[Labeled region entries]
============================================================

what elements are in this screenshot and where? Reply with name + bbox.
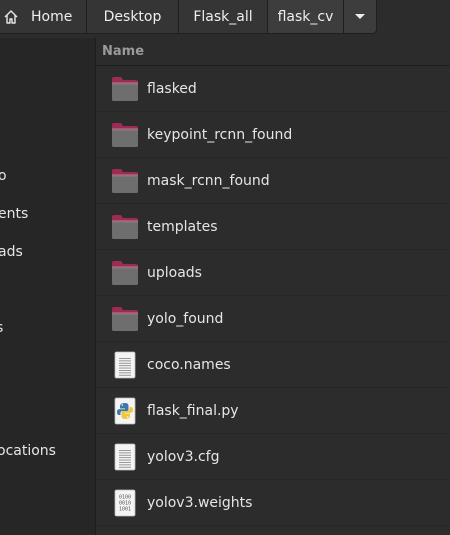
sidebar-item-downloads[interactable]: ads xyxy=(0,241,93,263)
header-bar: Home Desktop Flask_all flask_cv xyxy=(0,0,450,38)
file-row[interactable]: yolov3.cfg xyxy=(96,434,450,480)
column-header-name-label: Name xyxy=(102,44,145,59)
text-file-icon xyxy=(110,350,140,380)
home-icon xyxy=(4,9,18,24)
breadcrumb-flask-all[interactable]: Flask_all xyxy=(179,0,268,33)
file-name: flask_final.py xyxy=(147,402,239,419)
folder-row[interactable]: templates xyxy=(96,204,450,250)
file-name: flasked xyxy=(147,80,197,97)
file-name: yolo_found xyxy=(147,310,224,327)
binary-file-icon: 0100 0010 1001 xyxy=(110,488,140,518)
file-row[interactable]: 0100 0010 1001 yolov3.weights xyxy=(96,480,450,526)
file-name: mask_rcnn_found xyxy=(147,172,270,189)
file-name: coco.names xyxy=(147,356,231,373)
folder-icon xyxy=(110,120,140,150)
sidebar-item-label: ocations xyxy=(0,443,56,459)
file-name: yolov3.weights xyxy=(147,494,253,511)
path-menu-button[interactable] xyxy=(344,0,376,33)
sidebar-item-label: ads xyxy=(0,244,23,260)
folder-icon xyxy=(110,166,140,196)
folder-icon xyxy=(110,212,140,242)
file-list-view: Name flasked keypoint_rcnn_found mask_rcnn… xyxy=(96,38,450,535)
folder-row[interactable]: mask_rcnn_found xyxy=(96,158,450,204)
file-row[interactable]: coco.names xyxy=(96,342,450,388)
breadcrumb-flask-cv-label: flask_cv xyxy=(277,8,334,25)
column-header-name[interactable]: Name xyxy=(96,38,450,66)
file-list: flasked keypoint_rcnn_found mask_rcnn_foun… xyxy=(96,66,450,526)
breadcrumb-desktop[interactable]: Desktop xyxy=(87,0,179,33)
folder-icon xyxy=(110,258,140,288)
file-name: keypoint_rcnn_found xyxy=(147,126,293,143)
folder-icon xyxy=(110,74,140,104)
folder-icon xyxy=(110,304,140,334)
folder-row[interactable]: flasked xyxy=(96,66,450,112)
sidebar-item-documents[interactable]: ents xyxy=(0,203,93,225)
sidebar-item-label: o xyxy=(0,168,7,184)
file-name: uploads xyxy=(147,264,202,281)
breadcrumb-home[interactable]: Home xyxy=(0,0,87,33)
text-file-icon xyxy=(110,442,140,472)
breadcrumb-flask-cv[interactable]: flask_cv xyxy=(268,0,344,33)
folder-row[interactable]: keypoint_rcnn_found xyxy=(96,112,450,158)
sidebar-item-other-locations[interactable]: ocations xyxy=(0,440,92,462)
breadcrumb-home-label: Home xyxy=(31,8,73,25)
breadcrumb-flask-all-label: Flask_all xyxy=(193,8,253,25)
folder-row[interactable]: uploads xyxy=(96,250,450,296)
breadcrumb-desktop-label: Desktop xyxy=(103,8,162,25)
sidebar-item-label: ents xyxy=(0,206,29,222)
chevron-down-icon xyxy=(355,14,365,19)
breadcrumb: Home Desktop Flask_all flask_cv xyxy=(0,0,377,34)
file-name: templates xyxy=(147,218,218,235)
file-name: yolov3.cfg xyxy=(147,448,220,465)
svg-text:1001: 1001 xyxy=(119,506,131,512)
sidebar-item-videos[interactable]: s xyxy=(0,317,91,339)
sidebar: o ents ads s ocations xyxy=(0,38,96,535)
sidebar-item-label: s xyxy=(0,320,3,336)
file-manager-window: Home Desktop Flask_all flask_cv o ents a… xyxy=(0,0,450,535)
python-file-icon xyxy=(110,396,140,426)
sidebar-item-home[interactable]: o xyxy=(0,165,93,187)
folder-row[interactable]: yolo_found xyxy=(96,296,450,342)
file-row[interactable]: flask_final.py xyxy=(96,388,450,434)
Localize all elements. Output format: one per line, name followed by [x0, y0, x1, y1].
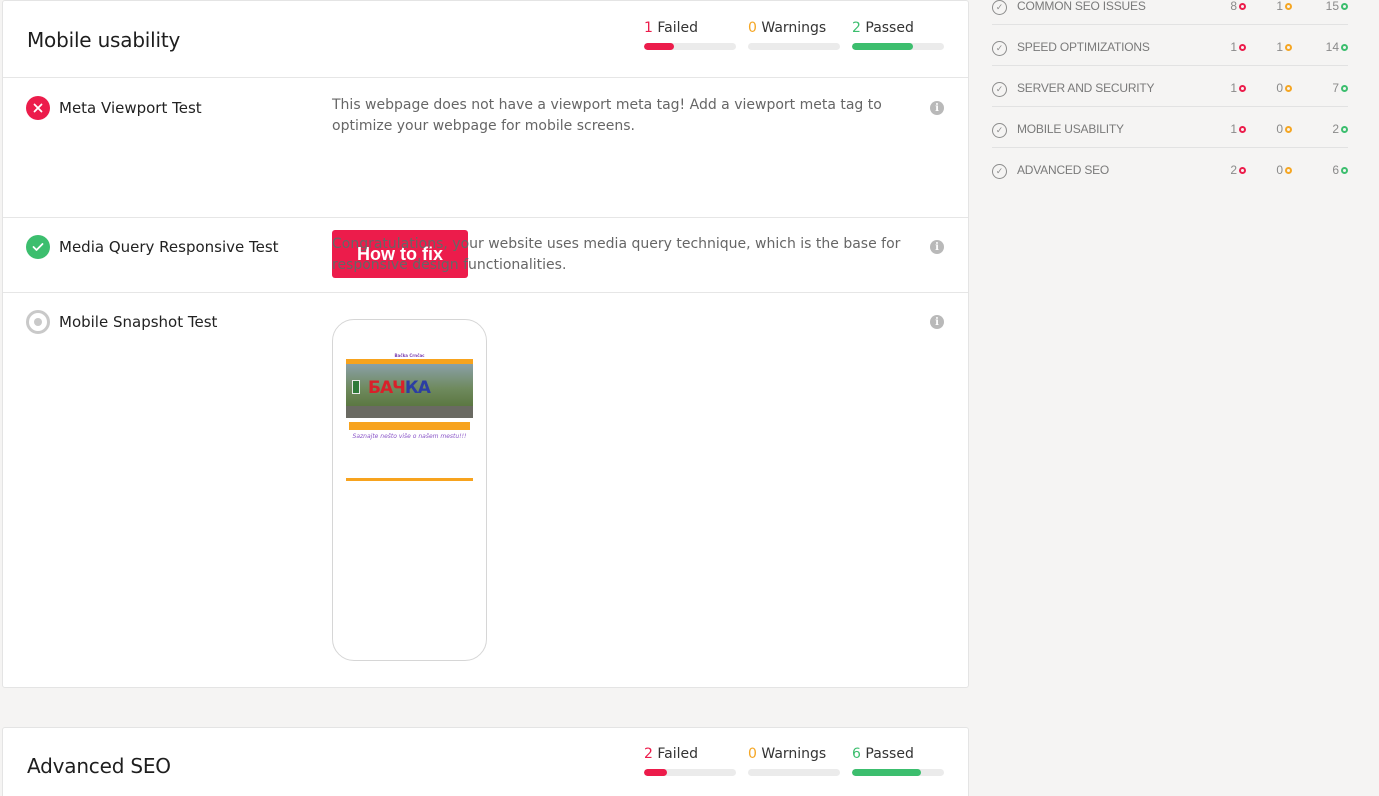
warnings-stat: 0 Warnings: [748, 746, 840, 776]
check-circle-icon: ✓: [992, 123, 1007, 138]
test-title: Mobile Snapshot Test: [59, 313, 218, 331]
test-description: Congratulations, your website uses media…: [332, 236, 901, 273]
warnings-count: 1: [1252, 40, 1292, 54]
failed-x-icon: [26, 96, 50, 120]
passed-progress-bar: [852, 43, 944, 50]
passed-stat: 6 Passed: [852, 746, 944, 776]
warnings-label: Warnings: [761, 20, 827, 36]
warnings-count: 0: [1252, 163, 1292, 177]
snapshot-footer-bar: [346, 478, 473, 481]
passed-stat: 2 Passed: [852, 20, 944, 50]
passed-progress-bar: [852, 769, 944, 776]
info-icon[interactable]: i: [930, 240, 944, 254]
sidebar-item-mobile-usability[interactable]: ✓ MOBILE USABILITY 1 0 2: [992, 107, 1348, 148]
check-circle-icon: ✓: [992, 82, 1007, 97]
sidebar-item-label: SPEED OPTIMIZATIONS: [1017, 40, 1150, 54]
check-circle-icon: ✓: [992, 0, 1007, 15]
failed-label: Failed: [657, 20, 699, 36]
sidebar-item-label: ADVANCED SEO: [1017, 163, 1110, 177]
passed-count: 6: [852, 746, 861, 762]
info-icon[interactable]: i: [930, 315, 944, 329]
failed-progress-fill: [644, 769, 667, 776]
warnings-progress-bar: [748, 769, 840, 776]
snapshot-hero-text: БАЧКА: [368, 378, 431, 398]
failed-progress-bar: [644, 43, 736, 50]
test-title: Media Query Responsive Test: [59, 238, 279, 256]
failed-count: 1: [644, 20, 653, 36]
snapshot-band: [349, 422, 470, 430]
snapshot-subtitle: Saznajte nešto više o našem mestu!!!: [352, 433, 467, 440]
failed-stat: 2 Failed: [644, 746, 736, 776]
sidebar-item-advanced-seo[interactable]: ✓ ADVANCED SEO 2 0 6: [992, 148, 1348, 189]
snapshot-road: [346, 406, 473, 418]
warnings-stat: 0 Warnings: [748, 20, 840, 50]
passed-count: 2: [1308, 122, 1348, 136]
info-icon[interactable]: i: [930, 101, 944, 115]
sidebar-item-common-seo-issues[interactable]: ✓ COMMON SEO ISSUES 8 1 15: [992, 0, 1348, 25]
passed-count: 7: [1308, 81, 1348, 95]
passed-count: 2: [852, 20, 861, 36]
test-row-mobile-snapshot: Mobile Snapshot Test i Bačka Crnčac БАЧК…: [3, 293, 968, 687]
passed-label: Passed: [865, 746, 914, 762]
passed-count: 15: [1308, 0, 1348, 13]
test-title: Meta Viewport Test: [59, 99, 202, 117]
sidebar-summary: ✓ COMMON SEO ISSUES 8 1 15 ✓ SPEED OPTIM…: [992, 0, 1348, 189]
section-title: Advanced SEO: [27, 754, 171, 778]
card-header: Advanced SEO 2 Failed 0 Warnings 6 Passe…: [3, 728, 968, 796]
sidebar-item-label: MOBILE USABILITY: [1017, 122, 1124, 136]
failed-count: 8: [1206, 0, 1246, 13]
check-circle-icon: ✓: [992, 164, 1007, 179]
failed-count: 1: [1206, 81, 1246, 95]
snapshot-site-title: Bačka Crnčac: [394, 353, 425, 358]
warnings-count: 1: [1252, 0, 1292, 13]
mobile-usability-card: Mobile usability 1 Failed 0 Warnings 2 P…: [2, 0, 969, 688]
check-circle-icon: ✓: [992, 41, 1007, 56]
passed-count: 14: [1308, 40, 1348, 54]
warnings-count: 0: [1252, 81, 1292, 95]
failed-label: Failed: [657, 746, 699, 762]
snapshot-hero-image: БАЧКА: [346, 364, 473, 418]
failed-count: 1: [1206, 122, 1246, 136]
sidebar-item-speed-optimizations[interactable]: ✓ SPEED OPTIMIZATIONS 1 1 14: [992, 25, 1348, 66]
warnings-count: 0: [1252, 122, 1292, 136]
passed-progress-fill: [852, 769, 921, 776]
neutral-status-icon: [26, 310, 50, 334]
mobile-snapshot-frame: Bačka Crnčac БАЧКА Saznajte nešto više o…: [332, 319, 487, 661]
test-row-media-query: Media Query Responsive Test Congratulati…: [3, 218, 968, 293]
section-title: Mobile usability: [27, 28, 181, 52]
passed-progress-fill: [852, 43, 913, 50]
advanced-seo-card: Advanced SEO 2 Failed 0 Warnings 6 Passe…: [2, 727, 969, 796]
failed-stat: 1 Failed: [644, 20, 736, 50]
passed-count: 6: [1308, 163, 1348, 177]
failed-count: 1: [1206, 40, 1246, 54]
failed-progress-bar: [644, 769, 736, 776]
sidebar-item-server-and-security[interactable]: ✓ SERVER AND SECURITY 1 0 7: [992, 66, 1348, 107]
test-description: This webpage does not have a viewport me…: [332, 97, 882, 134]
warnings-progress-bar: [748, 43, 840, 50]
card-header: Mobile usability 1 Failed 0 Warnings 2 P…: [3, 1, 968, 78]
sidebar-item-label: SERVER AND SECURITY: [1017, 81, 1155, 95]
warnings-count: 0: [748, 20, 757, 36]
passed-label: Passed: [865, 20, 914, 36]
warnings-count: 0: [748, 746, 757, 762]
failed-count: 2: [644, 746, 653, 762]
warnings-label: Warnings: [761, 746, 827, 762]
sidebar-item-label: COMMON SEO ISSUES: [1017, 0, 1146, 13]
test-row-meta-viewport: Meta Viewport Test This webpage does not…: [3, 78, 968, 278]
failed-progress-fill: [644, 43, 675, 50]
passed-check-icon: [26, 235, 50, 259]
crest-icon: [352, 380, 360, 394]
failed-count: 2: [1206, 163, 1246, 177]
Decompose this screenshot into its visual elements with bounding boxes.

============================================================

Rewrite the part of the data that opens with the line containing "sidebar-item-downloads[interactable]: ads xyxy=(0,241,93,263)" and closes with the line containing "breadcrumb-home-label: Home xyxy=(31,8,73,25)", replacing "folder-icon" with "directory-icon" and leaving everything else unchanged.

→ ANSWER TO THE PROBLEM:
sidebar-item-downloads[interactable]: ads xyxy=(0,241,93,263)
header-bar: Home Desktop Flask_all flask_cv xyxy=(0,0,450,38)
file-row[interactable]: yolov3.cfg xyxy=(96,434,450,480)
column-header-name-label: Name xyxy=(102,44,145,59)
text-file-icon xyxy=(110,350,140,380)
home-icon xyxy=(4,9,18,24)
breadcrumb-flask-all[interactable]: Flask_all xyxy=(179,0,268,33)
file-name: flask_final.py xyxy=(147,402,239,419)
folder-row[interactable]: templates xyxy=(96,204,450,250)
file-name: flasked xyxy=(147,80,197,97)
file-name: yolo_found xyxy=(147,310,224,327)
binary-file-icon: 0100 0010 1001 xyxy=(110,488,140,518)
file-row[interactable]: 0100 0010 1001 yolov3.weights xyxy=(96,480,450,526)
file-name: mask_rcnn_found xyxy=(147,172,270,189)
file-name: coco.names xyxy=(147,356,231,373)
directory-icon xyxy=(110,120,140,150)
sidebar-item-label: ocations xyxy=(0,443,56,459)
file-name: yolov3.weights xyxy=(147,494,253,511)
path-menu-button[interactable] xyxy=(344,0,376,33)
sidebar-item-label: ads xyxy=(0,244,23,260)
directory-icon xyxy=(110,166,140,196)
directory-icon xyxy=(110,212,140,242)
file-list-view: Name flasked keypoint_rcnn_found mask_rcnn… xyxy=(96,38,450,535)
folder-row[interactable]: mask_rcnn_found xyxy=(96,158,450,204)
file-row[interactable]: coco.names xyxy=(96,342,450,388)
breadcrumb-flask-cv-label: flask_cv xyxy=(277,8,334,25)
column-header-name[interactable]: Name xyxy=(96,38,450,66)
file-list: flasked keypoint_rcnn_found mask_rcnn_foun… xyxy=(96,66,450,526)
breadcrumb-desktop[interactable]: Desktop xyxy=(87,0,179,33)
directory-icon xyxy=(110,258,140,288)
file-name: keypoint_rcnn_found xyxy=(147,126,293,143)
directory-icon xyxy=(110,74,140,104)
directory-icon xyxy=(110,304,140,334)
folder-row[interactable]: flasked xyxy=(96,66,450,112)
sidebar-item-documents[interactable]: ents xyxy=(0,203,93,225)
sidebar-item-label: o xyxy=(0,168,7,184)
file-name: uploads xyxy=(147,264,202,281)
breadcrumb-home[interactable]: Home xyxy=(0,0,87,33)
text-file-icon xyxy=(110,442,140,472)
breadcrumb-flask-cv[interactable]: flask_cv xyxy=(268,0,344,33)
folder-row[interactable]: keypoint_rcnn_found xyxy=(96,112,450,158)
sidebar-item-other-locations[interactable]: ocations xyxy=(0,440,92,462)
breadcrumb-home-label: Home xyxy=(31,8,73,25)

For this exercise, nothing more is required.